Repeat every line exactly, keeping the pictures out of the copy.

[Begin DATA SECTION]

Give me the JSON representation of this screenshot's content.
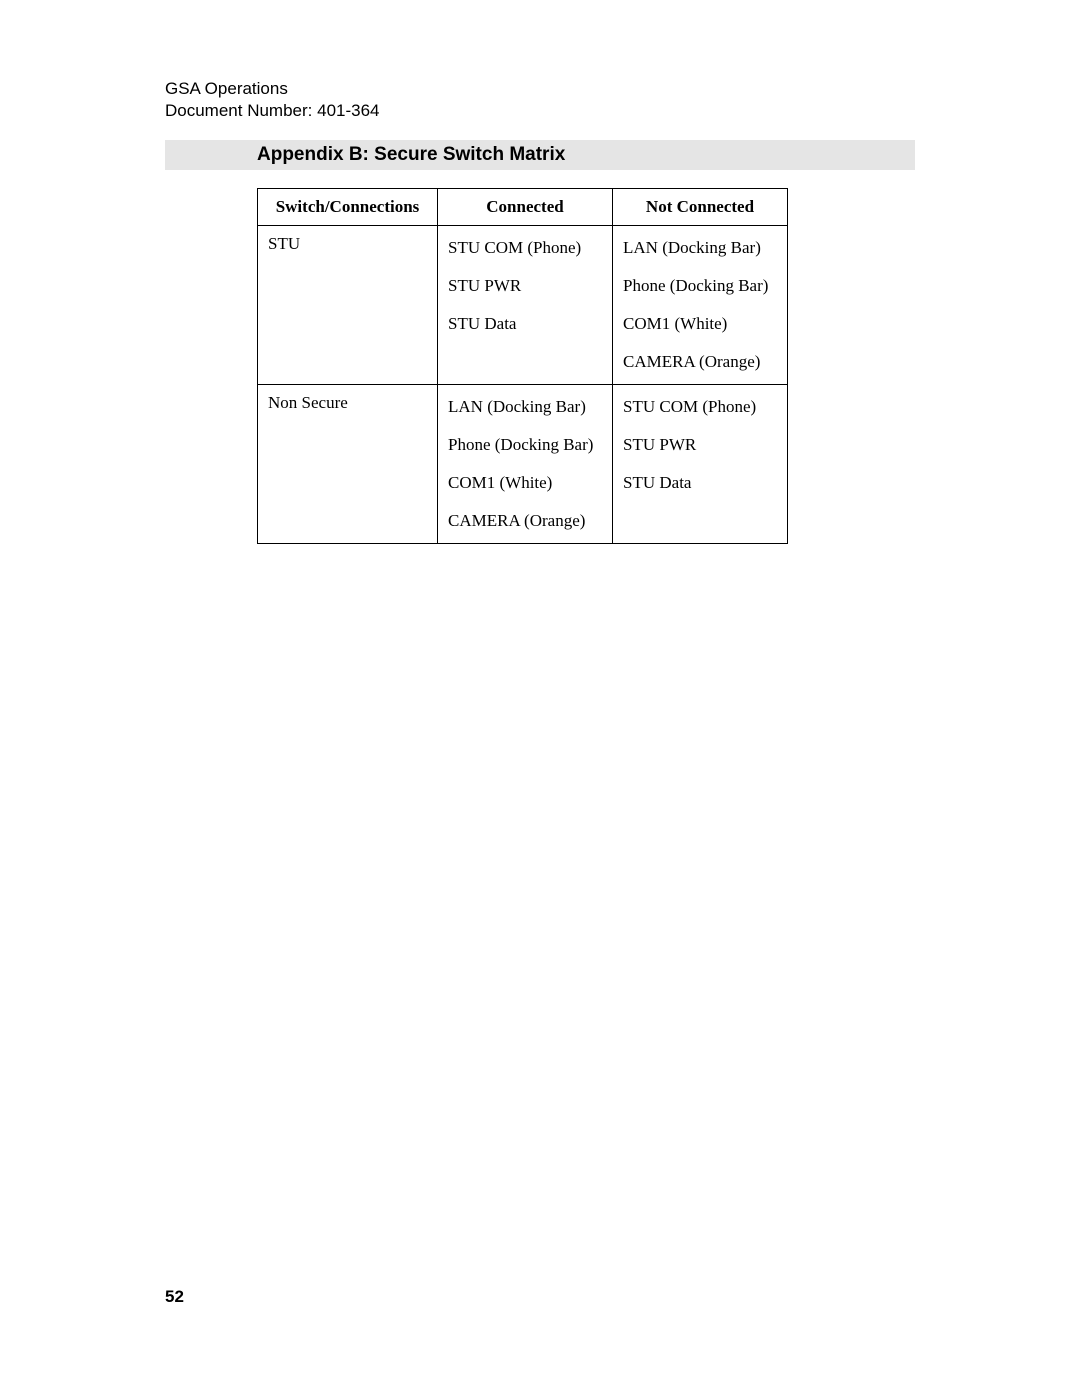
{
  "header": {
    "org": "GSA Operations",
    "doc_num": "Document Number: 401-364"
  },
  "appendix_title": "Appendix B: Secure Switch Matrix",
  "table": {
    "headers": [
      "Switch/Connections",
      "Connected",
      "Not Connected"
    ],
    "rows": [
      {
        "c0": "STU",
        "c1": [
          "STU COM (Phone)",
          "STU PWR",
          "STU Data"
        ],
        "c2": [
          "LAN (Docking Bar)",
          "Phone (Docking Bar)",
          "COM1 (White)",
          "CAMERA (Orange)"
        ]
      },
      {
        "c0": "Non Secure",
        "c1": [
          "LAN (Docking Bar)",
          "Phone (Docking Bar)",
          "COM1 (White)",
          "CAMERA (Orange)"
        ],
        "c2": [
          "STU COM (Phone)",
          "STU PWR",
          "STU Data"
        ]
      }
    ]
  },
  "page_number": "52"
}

[End DATA SECTION]

▶ _THE OUTPUT_:
Give me the JSON representation of this screenshot's content.
{
  "header": {
    "org": "GSA Operations",
    "doc_num": "Document Number: 401-364"
  },
  "appendix_title": "Appendix B: Secure Switch Matrix",
  "table": {
    "headers": [
      "Switch/Connections",
      "Connected",
      "Not Connected"
    ],
    "rows": [
      {
        "c0": "STU",
        "c1": [
          "STU COM (Phone)",
          "STU PWR",
          "STU Data"
        ],
        "c2": [
          "LAN (Docking Bar)",
          "Phone (Docking Bar)",
          "COM1 (White)",
          "CAMERA (Orange)"
        ]
      },
      {
        "c0": "Non Secure",
        "c1": [
          "LAN (Docking Bar)",
          "Phone (Docking Bar)",
          "COM1 (White)",
          "CAMERA (Orange)"
        ],
        "c2": [
          "STU COM (Phone)",
          "STU PWR",
          "STU Data"
        ]
      }
    ]
  },
  "page_number": "52"
}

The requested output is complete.